§ Problem to work on
Set down each entry exactly as given; pictures should not appear in the copy.

§ Supplied records
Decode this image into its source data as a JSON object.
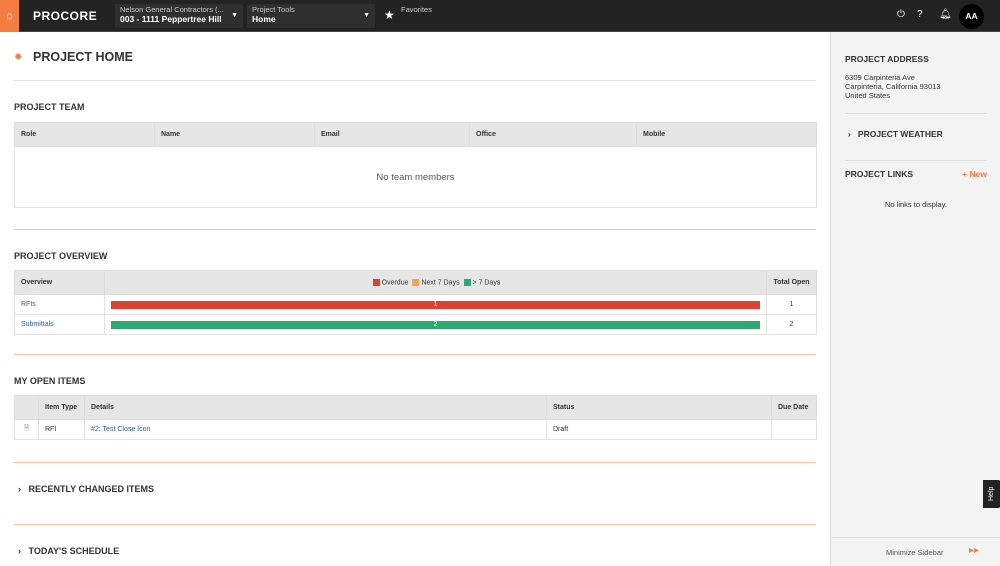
{
  "topbar": {
    "logo": "PROCORE",
    "company": "Nelson General Contractors (...",
    "project": "003 - 1111 Peppertree Hill",
    "tools_label": "Project Tools",
    "tool": "Home",
    "favorites": "Favorites",
    "avatar": "AA",
    "accent": "#f47e42"
  },
  "main": {
    "title": "PROJECT HOME",
    "team": {
      "title": "PROJECT TEAM",
      "columns": [
        "Role",
        "Name",
        "Email",
        "Office",
        "Mobile"
      ],
      "empty": "No team members"
    },
    "overview": {
      "title": "PROJECT OVERVIEW",
      "col_overview": "Overview",
      "col_total": "Total Open",
      "legend": [
        {
          "label": "Overdue",
          "color": "#dc4234"
        },
        {
          "label": "Next 7 Days",
          "color": "#f5a45b"
        },
        {
          "label": "> 7 Days",
          "color": "#2fa872"
        }
      ],
      "rows": [
        {
          "name": "RFIs",
          "bar_value": "1",
          "color": "#dc4234",
          "total": "1"
        },
        {
          "name": "Submittals",
          "bar_value": "2",
          "color": "#2fa872",
          "total": "2"
        }
      ]
    },
    "open_items": {
      "title": "MY OPEN ITEMS",
      "columns": [
        "Item Type",
        "Details",
        "Status",
        "Due Date"
      ],
      "rows": [
        {
          "type": "RFI",
          "details": "#2: Test Close Icon",
          "status": "Draft",
          "due": ""
        }
      ]
    },
    "recent": "RECENTLY CHANGED ITEMS",
    "schedule": "TODAY'S SCHEDULE"
  },
  "sidebar": {
    "address_title": "PROJECT ADDRESS",
    "address": [
      "6309 Carpinteria Ave",
      "Carpinteria, California 93013",
      "United States"
    ],
    "weather": "PROJECT WEATHER",
    "links_title": "PROJECT LINKS",
    "new": "+ New",
    "no_links": "No links to display.",
    "minimize": "Minimize Sidebar",
    "help": "Help"
  }
}
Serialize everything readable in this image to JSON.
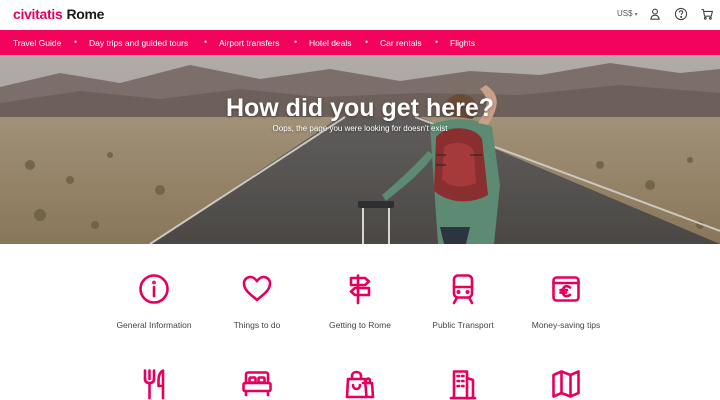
{
  "header": {
    "brand": "civitatis",
    "city": "Rome",
    "currency": "US$",
    "currency_caret": "▾",
    "icons": [
      "user-icon",
      "help-icon",
      "cart-icon"
    ]
  },
  "nav": {
    "items": [
      {
        "label": "Travel Guide"
      },
      {
        "label": "Day trips and guided tours"
      },
      {
        "label": "Airport transfers"
      },
      {
        "label": "Hotel deals"
      },
      {
        "label": "Car rentals"
      },
      {
        "label": "Flights"
      }
    ],
    "separator": "•"
  },
  "hero": {
    "title": "How did you get here?",
    "subtitle": "Oops, the page you were looking for doesn't exist"
  },
  "categories": [
    {
      "label": "General Information",
      "icon": "info-icon"
    },
    {
      "label": "Things to do",
      "icon": "heart-icon"
    },
    {
      "label": "Getting to Rome",
      "icon": "signpost-icon"
    },
    {
      "label": "Public Transport",
      "icon": "train-icon"
    },
    {
      "label": "Money-saving tips",
      "icon": "wallet-euro-icon"
    },
    {
      "label": "",
      "icon": "fork-knife-icon"
    },
    {
      "label": "",
      "icon": "bed-icon"
    },
    {
      "label": "",
      "icon": "shopping-bag-icon"
    },
    {
      "label": "",
      "icon": "building-icon"
    },
    {
      "label": "",
      "icon": "map-icon"
    }
  ],
  "colors": {
    "brand": "#e6005e",
    "nav_bg": "#f2045d",
    "icon": "#e6005e"
  }
}
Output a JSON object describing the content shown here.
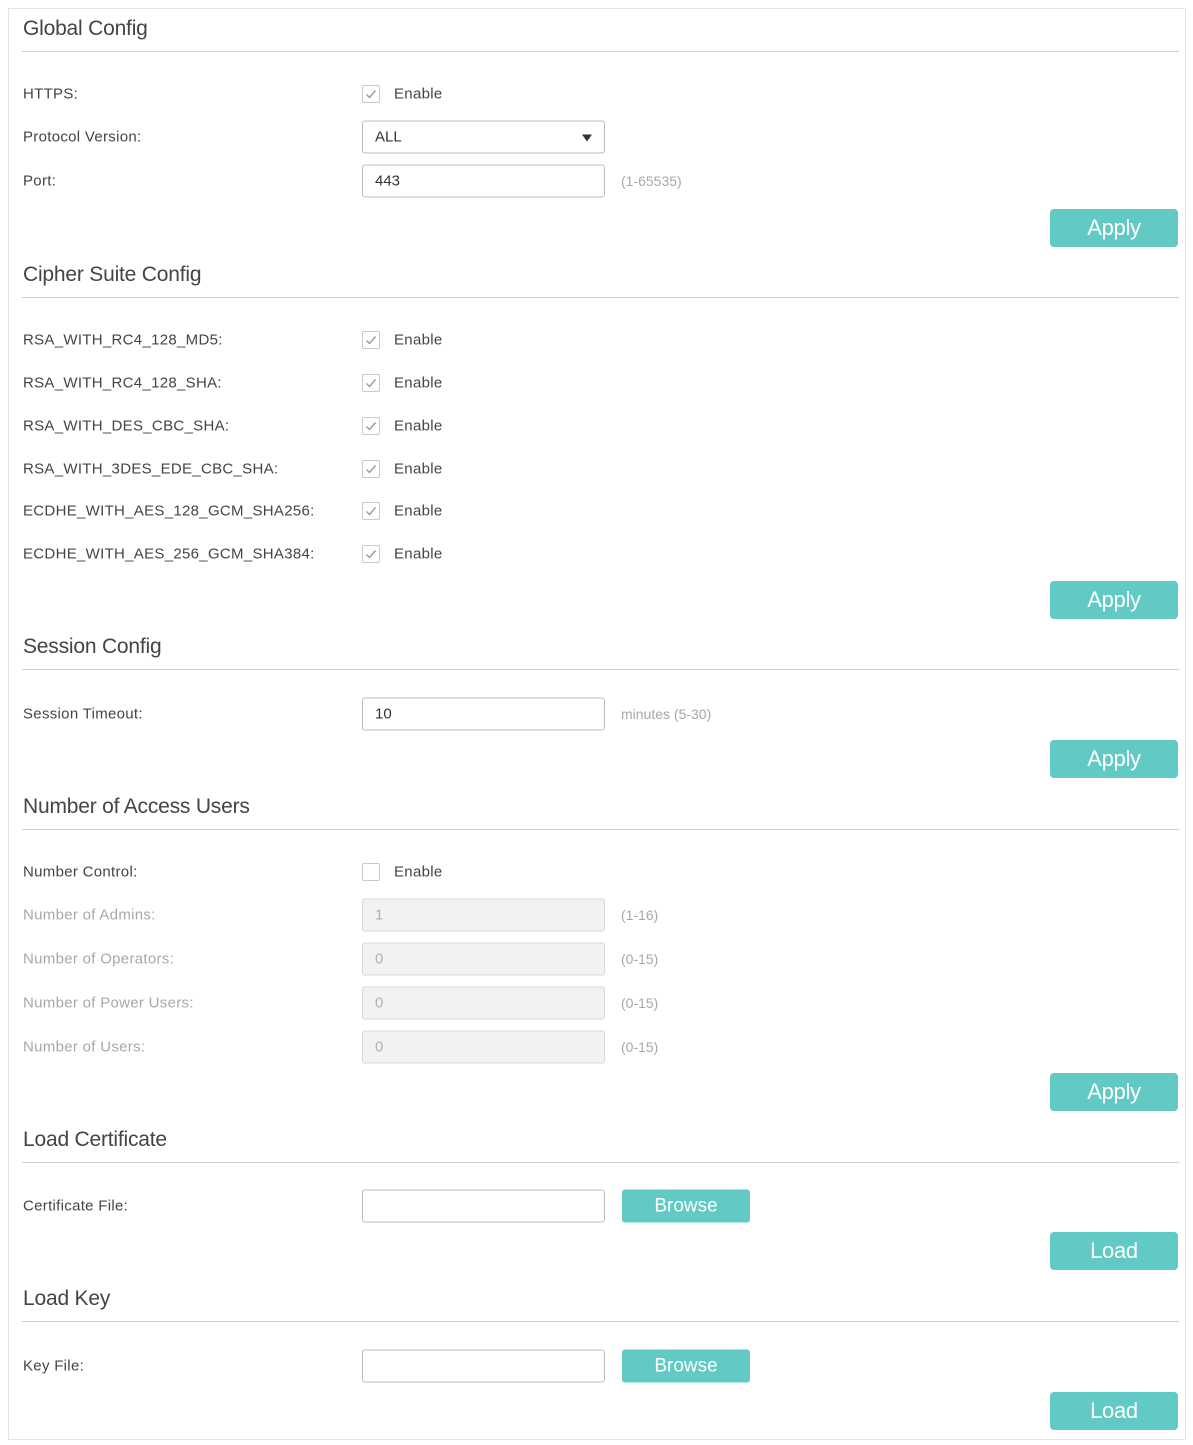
{
  "colors": {
    "accent": "#62cac4",
    "text": "#444444",
    "muted": "#a8a8a8",
    "disabled_bg": "#f2f2f2"
  },
  "global": {
    "title": "Global Config",
    "https_label": "HTTPS:",
    "https_enabled": true,
    "enable_text": "Enable",
    "protocol_label": "Protocol Version:",
    "protocol_value": "ALL",
    "port_label": "Port:",
    "port_value": "443",
    "port_hint": "(1-65535)",
    "apply": "Apply"
  },
  "cipher": {
    "title": "Cipher Suite Config",
    "suites": [
      {
        "name": "RSA_WITH_RC4_128_MD5:",
        "enabled": true,
        "enable_text": "Enable"
      },
      {
        "name": "RSA_WITH_RC4_128_SHA:",
        "enabled": true,
        "enable_text": "Enable"
      },
      {
        "name": "RSA_WITH_DES_CBC_SHA:",
        "enabled": true,
        "enable_text": "Enable"
      },
      {
        "name": "RSA_WITH_3DES_EDE_CBC_SHA:",
        "enabled": true,
        "enable_text": "Enable"
      },
      {
        "name": "ECDHE_WITH_AES_128_GCM_SHA256:",
        "enabled": true,
        "enable_text": "Enable"
      },
      {
        "name": "ECDHE_WITH_AES_256_GCM_SHA384:",
        "enabled": true,
        "enable_text": "Enable"
      }
    ],
    "apply": "Apply"
  },
  "session": {
    "title": "Session Config",
    "timeout_label": "Session Timeout:",
    "timeout_value": "10",
    "timeout_hint": "minutes (5-30)",
    "apply": "Apply"
  },
  "access": {
    "title": "Number of Access Users",
    "control_label": "Number Control:",
    "control_enabled": false,
    "enable_text": "Enable",
    "fields": [
      {
        "label": "Number of Admins:",
        "value": "1",
        "hint": "(1-16)"
      },
      {
        "label": "Number of Operators:",
        "value": "0",
        "hint": "(0-15)"
      },
      {
        "label": "Number of Power Users:",
        "value": "0",
        "hint": "(0-15)"
      },
      {
        "label": "Number of Users:",
        "value": "0",
        "hint": "(0-15)"
      }
    ],
    "apply": "Apply"
  },
  "cert": {
    "title": "Load Certificate",
    "file_label": "Certificate File:",
    "file_value": "",
    "browse": "Browse",
    "load": "Load"
  },
  "key": {
    "title": "Load Key",
    "file_label": "Key File:",
    "file_value": "",
    "browse": "Browse",
    "load": "Load"
  }
}
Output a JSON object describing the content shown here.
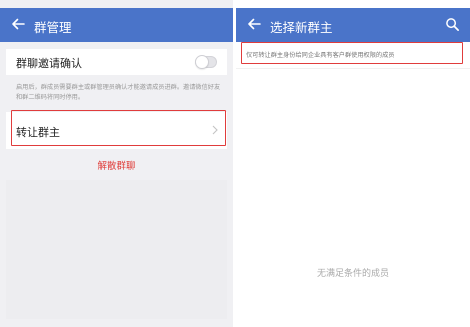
{
  "left_screen": {
    "header": {
      "title": "群管理"
    },
    "invite_confirm": {
      "label": "群聊邀请确认",
      "enabled": false
    },
    "description": "启用后，群成员需要群主或群管理员确认才能邀请成员进群。邀请微信好友和群二维码将同时停用。",
    "transfer": {
      "label": "转让群主"
    },
    "dissolve": {
      "label": "解散群聊"
    }
  },
  "right_screen": {
    "header": {
      "title": "选择新群主"
    },
    "hint": "仅可转让群主身份给同企业具有客户群使用权限的成员",
    "empty_state": "无满足条件的成员"
  },
  "colors": {
    "header_bg": "#4a74c9",
    "annotation_red": "#e03c3c",
    "danger_text": "#e0413d"
  },
  "icons": [
    "back-arrow-icon",
    "search-icon",
    "chevron-right-icon"
  ]
}
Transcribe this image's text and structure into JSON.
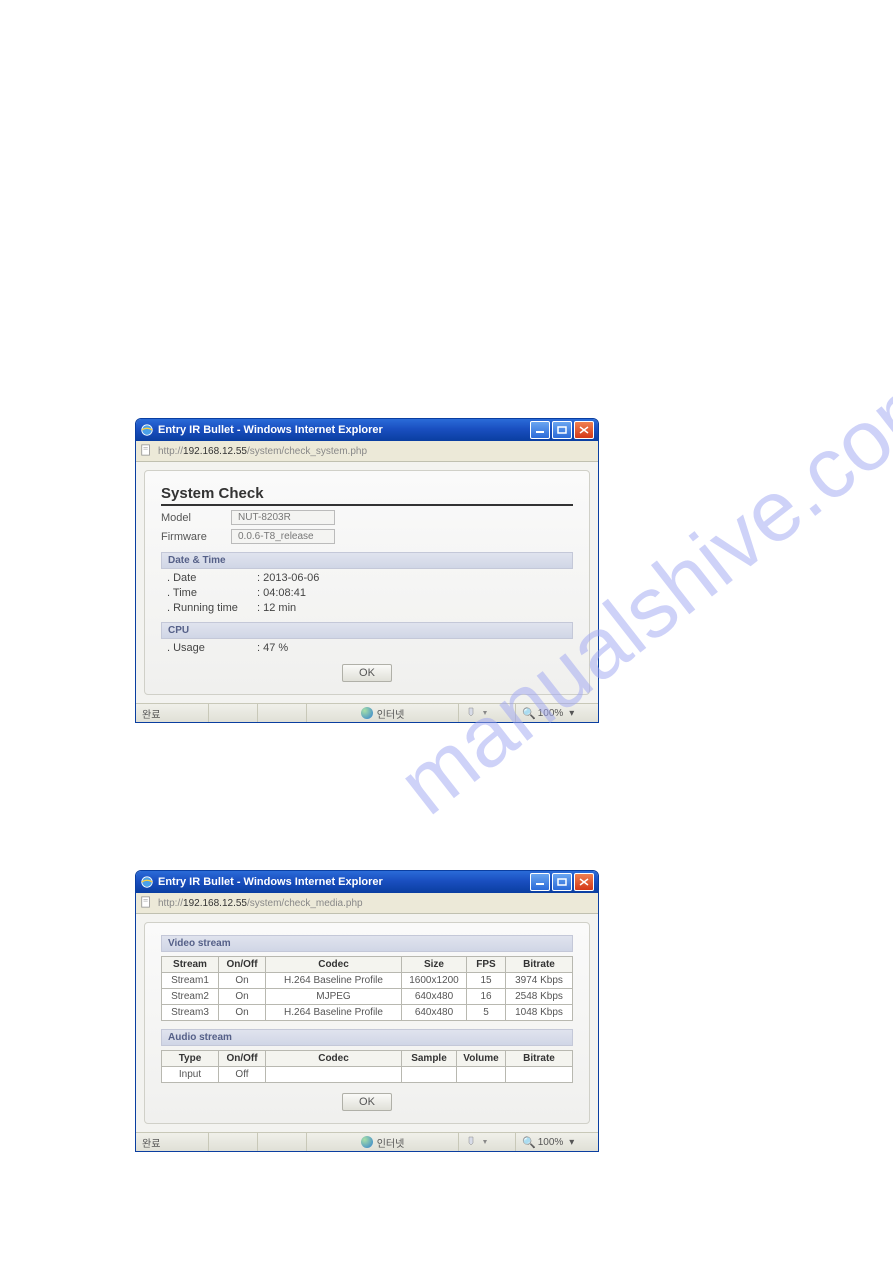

§ Correct result
Decode this image into its source data as a JSON object.
{
  "topbar": {
    "logo": "PROCORE",
    "company": "Nelson General Contractors (...",
    "project": "003 - 1111 Peppertree Hill",
    "tools_label": "Project Tools",
    "tool": "Home",
    "favorites": "Favorites",
    "avatar": "AA",
    "accent": "#f47e42"
  },
  "main": {
    "title": "PROJECT HOME",
    "team": {
      "title": "PROJECT TEAM",
      "columns": [
        "Role",
        "Name",
        "Email",
        "Office",
        "Mobile"
      ],
      "empty": "No team members"
    },
    "overview": {
      "title": "PROJECT OVERVIEW",
      "col_overview": "Overview",
      "col_total": "Total Open",
      "legend": [
        {
          "label": "Overdue",
          "color": "#dc4234"
        },
        {
          "label": "Next 7 Days",
          "color": "#f5a45b"
        },
        {
          "label": "> 7 Days",
          "color": "#2fa872"
        }
      ],
      "rows": [
        {
          "name": "RFIs",
          "bar_value": "1",
          "color": "#dc4234",
          "total": "1"
        },
        {
          "name": "Submittals",
          "bar_value": "2",
          "color": "#2fa872",
          "total": "2"
        }
      ]
    },
    "open_items": {
      "title": "MY OPEN ITEMS",
      "columns": [
        "Item Type",
        "Details",
        "Status",
        "Due Date"
      ],
      "rows": [
        {
          "type": "RFI",
          "details": "#2: Test Close Icon",
          "status": "Draft",
          "due": ""
        }
      ]
    },
    "recent": "RECENTLY CHANGED ITEMS",
    "schedule": "TODAY'S SCHEDULE"
  },
  "sidebar": {
    "address_title": "PROJECT ADDRESS",
    "address": [
      "6309 Carpinteria Ave",
      "Carpinteria, California 93013",
      "United States"
    ],
    "weather": "PROJECT WEATHER",
    "links_title": "PROJECT LINKS",
    "new": "+ New",
    "no_links": "No links to display.",
    "minimize": "Minimize Sidebar",
    "help": "Help"
  }
}
Serialize everything readable in this image to JSON.
{
  "header": {
    "brand": "civitatis",
    "city": "Rome",
    "currency": "US$",
    "currency_caret": "▾",
    "icons": [
      "user-icon",
      "help-icon",
      "cart-icon"
    ]
  },
  "nav": {
    "items": [
      {
        "label": "Travel Guide"
      },
      {
        "label": "Day trips and guided tours"
      },
      {
        "label": "Airport transfers"
      },
      {
        "label": "Hotel deals"
      },
      {
        "label": "Car rentals"
      },
      {
        "label": "Flights"
      }
    ],
    "separator": "•"
  },
  "hero": {
    "title": "How did you get here?",
    "subtitle": "Oops, the page you were looking for doesn't exist"
  },
  "categories": [
    {
      "label": "General Information",
      "icon": "info-icon"
    },
    {
      "label": "Things to do",
      "icon": "heart-icon"
    },
    {
      "label": "Getting to Rome",
      "icon": "signpost-icon"
    },
    {
      "label": "Public Transport",
      "icon": "train-icon"
    },
    {
      "label": "Money-saving tips",
      "icon": "wallet-euro-icon"
    },
    {
      "label": "",
      "icon": "fork-knife-icon"
    },
    {
      "label": "",
      "icon": "bed-icon"
    },
    {
      "label": "",
      "icon": "shopping-bag-icon"
    },
    {
      "label": "",
      "icon": "building-icon"
    },
    {
      "label": "",
      "icon": "map-icon"
    }
  ],
  "colors": {
    "brand": "#e6005e",
    "nav_bg": "#f2045d",
    "icon": "#e6005e"
  }
}
Output a JSON object describing the content shown here.
{
  "colors": {
    "accent": "#62cac4",
    "text": "#444444",
    "muted": "#a8a8a8",
    "disabled_bg": "#f2f2f2"
  },
  "global": {
    "title": "Global Config",
    "https_label": "HTTPS:",
    "https_enabled": true,
    "enable_text": "Enable",
    "protocol_label": "Protocol Version:",
    "protocol_value": "ALL",
    "port_label": "Port:",
    "port_value": "443",
    "port_hint": "(1-65535)",
    "apply": "Apply"
  },
  "cipher": {
    "title": "Cipher Suite Config",
    "suites": [
      {
        "name": "RSA_WITH_RC4_128_MD5:",
        "enabled": true,
        "enable_text": "Enable"
      },
      {
        "name": "RSA_WITH_RC4_128_SHA:",
        "enabled": true,
        "enable_text": "Enable"
      },
      {
        "name": "RSA_WITH_DES_CBC_SHA:",
        "enabled": true,
        "enable_text": "Enable"
      },
      {
        "name": "RSA_WITH_3DES_EDE_CBC_SHA:",
        "enabled": true,
        "enable_text": "Enable"
      },
      {
        "name": "ECDHE_WITH_AES_128_GCM_SHA256:",
        "enabled": true,
        "enable_text": "Enable"
      },
      {
        "name": "ECDHE_WITH_AES_256_GCM_SHA384:",
        "enabled": true,
        "enable_text": "Enable"
      }
    ],
    "apply": "Apply"
  },
  "session": {
    "title": "Session Config",
    "timeout_label": "Session Timeout:",
    "timeout_value": "10",
    "timeout_hint": "minutes (5-30)",
    "apply": "Apply"
  },
  "access": {
    "title": "Number of Access Users",
    "control_label": "Number Control:",
    "control_enabled": false,
    "enable_text": "Enable",
    "fields": [
      {
        "label": "Number of Admins:",
        "value": "1",
        "hint": "(1-16)"
      },
      {
        "label": "Number of Operators:",
        "value": "0",
        "hint": "(0-15)"
      },
      {
        "label": "Number of Power Users:",
        "value": "0",
        "hint": "(0-15)"
      },
      {
        "label": "Number of Users:",
        "value": "0",
        "hint": "(0-15)"
      }
    ],
    "apply": "Apply"
  },
  "cert": {
    "title": "Load Certificate",
    "file_label": "Certificate File:",
    "file_value": "",
    "browse": "Browse",
    "load": "Load"
  },
  "key": {
    "title": "Load Key",
    "file_label": "Key File:",
    "file_value": "",
    "browse": "Browse",
    "load": "Load"
  }
}
Output a JSON object describing the content shown here.
{
  "left_screen": {
    "header": {
      "title": "群管理"
    },
    "invite_confirm": {
      "label": "群聊邀请确认",
      "enabled": false
    },
    "description": "启用后，群成员需要群主或群管理员确认才能邀请成员进群。邀请微信好友和群二维码将同时停用。",
    "transfer": {
      "label": "转让群主"
    },
    "dissolve": {
      "label": "解散群聊"
    }
  },
  "right_screen": {
    "header": {
      "title": "选择新群主"
    },
    "hint": "仅可转让群主身份给同企业具有客户群使用权限的成员",
    "empty_state": "无满足条件的成员"
  },
  "colors": {
    "header_bg": "#4a74c9",
    "annotation_red": "#e03c3c",
    "danger_text": "#e0413d"
  },
  "icons": [
    "back-arrow-icon",
    "search-icon",
    "chevron-right-icon"
  ]
}
Transcribe this image's text and structure into JSON.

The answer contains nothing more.